··· INFORMATION SUPPLIED ···

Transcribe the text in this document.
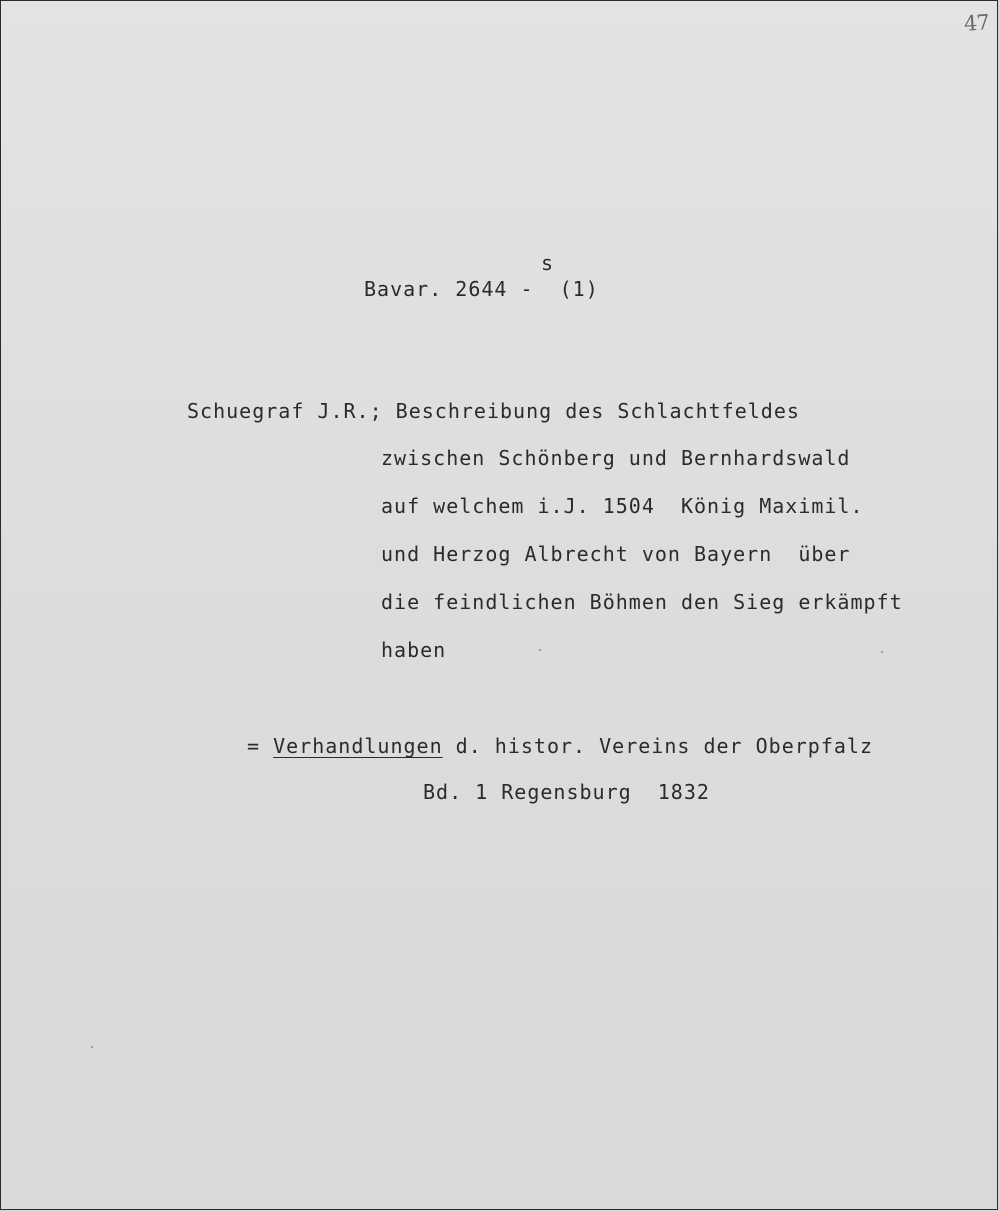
47
s
Bavar. 2644 -  (1)
Schuegraf J.R.; Beschreibung des Schlachtfeldes
zwischen Schönberg und Bernhardswald
auf welchem i.J. 1504  König Maximil.
und Herzog Albrecht von Bayern  über
die feindlichen Böhmen den Sieg erkämpft
haben
= Verhandlungen d. histor. Vereins der Oberpfalz
Bd. 1 Regensburg  1832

···

■ **WORK INSTRUCTIONS**
Give the data above again in full and unchanged, skipping the pictures.

■ **EXERCISE SOLUTION**
Transcribe the text in this document.
47
s
Bavar. 2644 -  (1)
Schuegraf J.R.; Beschreibung des Schlachtfeldes
zwischen Schönberg und Bernhardswald
auf welchem i.J. 1504  König Maximil.
und Herzog Albrecht von Bayern  über
die feindlichen Böhmen den Sieg erkämpft
haben
= Verhandlungen d. histor. Vereins der Oberpfalz
Bd. 1 Regensburg  1832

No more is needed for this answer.